Work required: Copy each entry as it stands, leaving nothing out.

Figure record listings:
··········

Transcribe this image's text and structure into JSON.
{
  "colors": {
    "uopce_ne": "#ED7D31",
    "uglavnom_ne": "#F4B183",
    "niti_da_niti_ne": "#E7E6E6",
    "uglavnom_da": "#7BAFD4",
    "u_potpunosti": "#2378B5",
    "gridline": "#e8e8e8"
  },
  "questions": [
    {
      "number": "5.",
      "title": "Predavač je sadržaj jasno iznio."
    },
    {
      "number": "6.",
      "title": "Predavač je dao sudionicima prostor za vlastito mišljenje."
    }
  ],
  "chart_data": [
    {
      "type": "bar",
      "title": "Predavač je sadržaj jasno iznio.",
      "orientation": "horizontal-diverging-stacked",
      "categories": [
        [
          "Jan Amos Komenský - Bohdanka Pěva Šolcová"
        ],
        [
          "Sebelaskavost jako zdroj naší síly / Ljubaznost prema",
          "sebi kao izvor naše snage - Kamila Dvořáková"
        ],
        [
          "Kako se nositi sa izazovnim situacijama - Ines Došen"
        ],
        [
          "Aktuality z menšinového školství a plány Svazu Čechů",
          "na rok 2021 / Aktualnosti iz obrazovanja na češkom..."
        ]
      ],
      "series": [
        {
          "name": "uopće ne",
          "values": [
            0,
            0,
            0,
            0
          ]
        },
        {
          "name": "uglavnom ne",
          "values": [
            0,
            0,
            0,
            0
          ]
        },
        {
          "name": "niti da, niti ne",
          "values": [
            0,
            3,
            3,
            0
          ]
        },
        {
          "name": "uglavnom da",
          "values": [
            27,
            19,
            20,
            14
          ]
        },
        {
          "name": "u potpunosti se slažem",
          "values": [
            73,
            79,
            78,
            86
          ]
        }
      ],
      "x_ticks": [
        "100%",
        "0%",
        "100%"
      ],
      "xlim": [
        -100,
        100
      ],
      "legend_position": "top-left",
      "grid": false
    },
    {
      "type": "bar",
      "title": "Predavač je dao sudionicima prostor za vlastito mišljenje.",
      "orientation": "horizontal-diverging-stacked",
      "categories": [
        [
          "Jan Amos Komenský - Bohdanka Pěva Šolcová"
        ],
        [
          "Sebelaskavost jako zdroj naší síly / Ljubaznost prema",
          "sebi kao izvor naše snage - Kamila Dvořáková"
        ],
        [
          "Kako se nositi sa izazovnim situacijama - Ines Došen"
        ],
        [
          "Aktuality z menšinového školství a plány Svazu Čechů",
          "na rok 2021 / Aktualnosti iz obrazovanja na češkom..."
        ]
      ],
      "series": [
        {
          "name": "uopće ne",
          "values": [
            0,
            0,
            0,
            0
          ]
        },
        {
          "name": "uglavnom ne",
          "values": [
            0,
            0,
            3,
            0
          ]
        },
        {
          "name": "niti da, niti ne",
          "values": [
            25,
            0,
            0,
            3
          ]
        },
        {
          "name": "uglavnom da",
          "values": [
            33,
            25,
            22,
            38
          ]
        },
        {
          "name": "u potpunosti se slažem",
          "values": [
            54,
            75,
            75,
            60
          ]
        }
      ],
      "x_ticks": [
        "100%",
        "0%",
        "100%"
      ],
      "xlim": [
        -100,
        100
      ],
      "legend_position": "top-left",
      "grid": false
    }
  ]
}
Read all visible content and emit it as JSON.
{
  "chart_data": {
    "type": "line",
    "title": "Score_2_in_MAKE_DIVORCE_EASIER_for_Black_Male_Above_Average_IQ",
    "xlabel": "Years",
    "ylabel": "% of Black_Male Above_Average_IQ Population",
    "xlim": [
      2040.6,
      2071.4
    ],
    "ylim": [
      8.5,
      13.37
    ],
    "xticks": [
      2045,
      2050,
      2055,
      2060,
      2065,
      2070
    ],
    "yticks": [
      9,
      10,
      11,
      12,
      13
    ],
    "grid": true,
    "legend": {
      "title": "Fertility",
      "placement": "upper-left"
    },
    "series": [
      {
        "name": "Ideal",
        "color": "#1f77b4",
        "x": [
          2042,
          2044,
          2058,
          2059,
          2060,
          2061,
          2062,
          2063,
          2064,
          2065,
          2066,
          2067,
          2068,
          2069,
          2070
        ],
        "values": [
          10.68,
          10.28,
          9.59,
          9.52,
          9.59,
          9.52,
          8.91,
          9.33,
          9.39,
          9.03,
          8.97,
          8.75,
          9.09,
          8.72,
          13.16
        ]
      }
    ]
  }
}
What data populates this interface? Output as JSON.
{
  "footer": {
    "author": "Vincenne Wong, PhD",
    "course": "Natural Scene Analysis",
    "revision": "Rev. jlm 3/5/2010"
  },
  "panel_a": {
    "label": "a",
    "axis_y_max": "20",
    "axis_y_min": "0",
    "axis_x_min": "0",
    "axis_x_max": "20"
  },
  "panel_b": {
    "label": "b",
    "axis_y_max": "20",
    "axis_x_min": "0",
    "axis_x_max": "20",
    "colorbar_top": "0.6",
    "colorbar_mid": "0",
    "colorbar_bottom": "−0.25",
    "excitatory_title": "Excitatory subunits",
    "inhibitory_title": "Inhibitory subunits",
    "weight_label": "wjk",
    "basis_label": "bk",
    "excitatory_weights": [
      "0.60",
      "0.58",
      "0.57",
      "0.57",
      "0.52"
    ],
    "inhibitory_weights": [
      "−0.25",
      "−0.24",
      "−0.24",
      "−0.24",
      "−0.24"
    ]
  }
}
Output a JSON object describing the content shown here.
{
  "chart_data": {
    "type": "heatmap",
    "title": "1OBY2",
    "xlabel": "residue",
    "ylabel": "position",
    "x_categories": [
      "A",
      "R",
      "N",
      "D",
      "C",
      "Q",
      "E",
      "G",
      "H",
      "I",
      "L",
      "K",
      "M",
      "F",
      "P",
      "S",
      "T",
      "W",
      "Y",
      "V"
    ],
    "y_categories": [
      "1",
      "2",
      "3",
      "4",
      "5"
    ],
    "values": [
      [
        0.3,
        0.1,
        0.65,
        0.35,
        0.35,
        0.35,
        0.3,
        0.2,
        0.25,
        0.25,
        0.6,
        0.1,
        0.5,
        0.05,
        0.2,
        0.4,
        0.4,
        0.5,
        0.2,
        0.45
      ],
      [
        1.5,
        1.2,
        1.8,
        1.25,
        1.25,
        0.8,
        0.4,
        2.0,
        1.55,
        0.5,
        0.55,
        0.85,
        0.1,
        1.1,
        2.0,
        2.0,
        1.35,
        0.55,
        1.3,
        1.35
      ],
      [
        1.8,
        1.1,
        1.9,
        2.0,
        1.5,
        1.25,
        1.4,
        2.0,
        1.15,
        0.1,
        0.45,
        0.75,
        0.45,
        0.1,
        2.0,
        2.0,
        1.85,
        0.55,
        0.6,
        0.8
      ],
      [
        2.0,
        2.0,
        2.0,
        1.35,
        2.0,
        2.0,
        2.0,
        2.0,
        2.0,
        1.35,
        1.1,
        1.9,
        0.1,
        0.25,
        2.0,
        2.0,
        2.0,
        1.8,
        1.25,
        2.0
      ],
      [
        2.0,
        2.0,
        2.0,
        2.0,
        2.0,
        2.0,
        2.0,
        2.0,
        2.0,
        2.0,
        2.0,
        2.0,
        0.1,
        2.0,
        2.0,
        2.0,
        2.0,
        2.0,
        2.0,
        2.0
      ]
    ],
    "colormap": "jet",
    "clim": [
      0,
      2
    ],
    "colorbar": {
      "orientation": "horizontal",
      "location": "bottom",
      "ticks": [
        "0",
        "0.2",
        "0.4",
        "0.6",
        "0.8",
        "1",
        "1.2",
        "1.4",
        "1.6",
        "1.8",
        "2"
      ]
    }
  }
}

··········

Solution:
Transcribe this image's text and structure into JSON.
{
  "colors": {
    "uopce_ne": "#ED7D31",
    "uglavnom_ne": "#F4B183",
    "niti_da_niti_ne": "#E7E6E6",
    "uglavnom_da": "#7BAFD4",
    "u_potpunosti": "#2378B5",
    "gridline": "#e8e8e8"
  },
  "questions": [
    {
      "number": "5.",
      "title": "Predavač je sadržaj jasno iznio."
    },
    {
      "number": "6.",
      "title": "Predavač je dao sudionicima prostor za vlastito mišljenje."
    }
  ],
  "chart_data": [
    {
      "type": "bar",
      "title": "Predavač je sadržaj jasno iznio.",
      "orientation": "horizontal-diverging-stacked",
      "categories": [
        [
          "Jan Amos Komenský - Bohdanka Pěva Šolcová"
        ],
        [
          "Sebelaskavost jako zdroj naší síly / Ljubaznost prema",
          "sebi kao izvor naše snage - Kamila Dvořáková"
        ],
        [
          "Kako se nositi sa izazovnim situacijama - Ines Došen"
        ],
        [
          "Aktuality z menšinového školství a plány Svazu Čechů",
          "na rok 2021 / Aktualnosti iz obrazovanja na češkom..."
        ]
      ],
      "series": [
        {
          "name": "uopće ne",
          "values": [
            0,
            0,
            0,
            0
          ]
        },
        {
          "name": "uglavnom ne",
          "values": [
            0,
            0,
            0,
            0
          ]
        },
        {
          "name": "niti da, niti ne",
          "values": [
            0,
            3,
            3,
            0
          ]
        },
        {
          "name": "uglavnom da",
          "values": [
            27,
            19,
            20,
            14
          ]
        },
        {
          "name": "u potpunosti se slažem",
          "values": [
            73,
            79,
            78,
            86
          ]
        }
      ],
      "x_ticks": [
        "100%",
        "0%",
        "100%"
      ],
      "xlim": [
        -100,
        100
      ],
      "legend_position": "top-left",
      "grid": false
    },
    {
      "type": "bar",
      "title": "Predavač je dao sudionicima prostor za vlastito mišljenje.",
      "orientation": "horizontal-diverging-stacked",
      "categories": [
        [
          "Jan Amos Komenský - Bohdanka Pěva Šolcová"
        ],
        [
          "Sebelaskavost jako zdroj naší síly / Ljubaznost prema",
          "sebi kao izvor naše snage - Kamila Dvořáková"
        ],
        [
          "Kako se nositi sa izazovnim situacijama - Ines Došen"
        ],
        [
          "Aktuality z menšinového školství a plány Svazu Čechů",
          "na rok 2021 / Aktualnosti iz obrazovanja na češkom..."
        ]
      ],
      "series": [
        {
          "name": "uopće ne",
          "values": [
            0,
            0,
            0,
            0
          ]
        },
        {
          "name": "uglavnom ne",
          "values": [
            0,
            0,
            3,
            0
          ]
        },
        {
          "name": "niti da, niti ne",
          "values": [
            25,
            0,
            0,
            3
          ]
        },
        {
          "name": "uglavnom da",
          "values": [
            33,
            25,
            22,
            38
          ]
        },
        {
          "name": "u potpunosti se slažem",
          "values": [
            54,
            75,
            75,
            60
          ]
        }
      ],
      "x_ticks": [
        "100%",
        "0%",
        "100%"
      ],
      "xlim": [
        -100,
        100
      ],
      "legend_position": "top-left",
      "grid": false
    }
  ]
}
Read all visible content and emit it as JSON.
{
  "chart_data": {
    "type": "line",
    "title": "Score_2_in_MAKE_DIVORCE_EASIER_for_Black_Male_Above_Average_IQ",
    "xlabel": "Years",
    "ylabel": "% of Black_Male Above_Average_IQ Population",
    "xlim": [
      2040.6,
      2071.4
    ],
    "ylim": [
      8.5,
      13.37
    ],
    "xticks": [
      2045,
      2050,
      2055,
      2060,
      2065,
      2070
    ],
    "yticks": [
      9,
      10,
      11,
      12,
      13
    ],
    "grid": true,
    "legend": {
      "title": "Fertility",
      "placement": "upper-left"
    },
    "series": [
      {
        "name": "Ideal",
        "color": "#1f77b4",
        "x": [
          2042,
          2044,
          2058,
          2059,
          2060,
          2061,
          2062,
          2063,
          2064,
          2065,
          2066,
          2067,
          2068,
          2069,
          2070
        ],
        "values": [
          10.68,
          10.28,
          9.59,
          9.52,
          9.59,
          9.52,
          8.91,
          9.33,
          9.39,
          9.03,
          8.97,
          8.75,
          9.09,
          8.72,
          13.16
        ]
      }
    ]
  }
}
What data populates this interface? Output as JSON.
{
  "footer": {
    "author": "Vincenne Wong, PhD",
    "course": "Natural Scene Analysis",
    "revision": "Rev. jlm 3/5/2010"
  },
  "panel_a": {
    "label": "a",
    "axis_y_max": "20",
    "axis_y_min": "0",
    "axis_x_min": "0",
    "axis_x_max": "20"
  },
  "panel_b": {
    "label": "b",
    "axis_y_max": "20",
    "axis_x_min": "0",
    "axis_x_max": "20",
    "colorbar_top": "0.6",
    "colorbar_mid": "0",
    "colorbar_bottom": "−0.25",
    "excitatory_title": "Excitatory subunits",
    "inhibitory_title": "Inhibitory subunits",
    "weight_label": "wjk",
    "basis_label": "bk",
    "excitatory_weights": [
      "0.60",
      "0.58",
      "0.57",
      "0.57",
      "0.52"
    ],
    "inhibitory_weights": [
      "−0.25",
      "−0.24",
      "−0.24",
      "−0.24",
      "−0.24"
    ]
  }
}
Output a JSON object describing the content shown here.
{
  "chart_data": {
    "type": "heatmap",
    "title": "1OBY2",
    "xlabel": "residue",
    "ylabel": "position",
    "x_categories": [
      "A",
      "R",
      "N",
      "D",
      "C",
      "Q",
      "E",
      "G",
      "H",
      "I",
      "L",
      "K",
      "M",
      "F",
      "P",
      "S",
      "T",
      "W",
      "Y",
      "V"
    ],
    "y_categories": [
      "1",
      "2",
      "3",
      "4",
      "5"
    ],
    "values": [
      [
        0.3,
        0.1,
        0.65,
        0.35,
        0.35,
        0.35,
        0.3,
        0.2,
        0.25,
        0.25,
        0.6,
        0.1,
        0.5,
        0.05,
        0.2,
        0.4,
        0.4,
        0.5,
        0.2,
        0.45
      ],
      [
        1.5,
        1.2,
        1.8,
        1.25,
        1.25,
        0.8,
        0.4,
        2.0,
        1.55,
        0.5,
        0.55,
        0.85,
        0.1,
        1.1,
        2.0,
        2.0,
        1.35,
        0.55,
        1.3,
        1.35
      ],
      [
        1.8,
        1.1,
        1.9,
        2.0,
        1.5,
        1.25,
        1.4,
        2.0,
        1.15,
        0.1,
        0.45,
        0.75,
        0.45,
        0.1,
        2.0,
        2.0,
        1.85,
        0.55,
        0.6,
        0.8
      ],
      [
        2.0,
        2.0,
        2.0,
        1.35,
        2.0,
        2.0,
        2.0,
        2.0,
        2.0,
        1.35,
        1.1,
        1.9,
        0.1,
        0.25,
        2.0,
        2.0,
        2.0,
        1.8,
        1.25,
        2.0
      ],
      [
        2.0,
        2.0,
        2.0,
        2.0,
        2.0,
        2.0,
        2.0,
        2.0,
        2.0,
        2.0,
        2.0,
        2.0,
        0.1,
        2.0,
        2.0,
        2.0,
        2.0,
        2.0,
        2.0,
        2.0
      ]
    ],
    "colormap": "jet",
    "clim": [
      0,
      2
    ],
    "colorbar": {
      "orientation": "horizontal",
      "location": "bottom",
      "ticks": [
        "0",
        "0.2",
        "0.4",
        "0.6",
        "0.8",
        "1",
        "1.2",
        "1.4",
        "1.6",
        "1.8",
        "2"
      ]
    }
  }
}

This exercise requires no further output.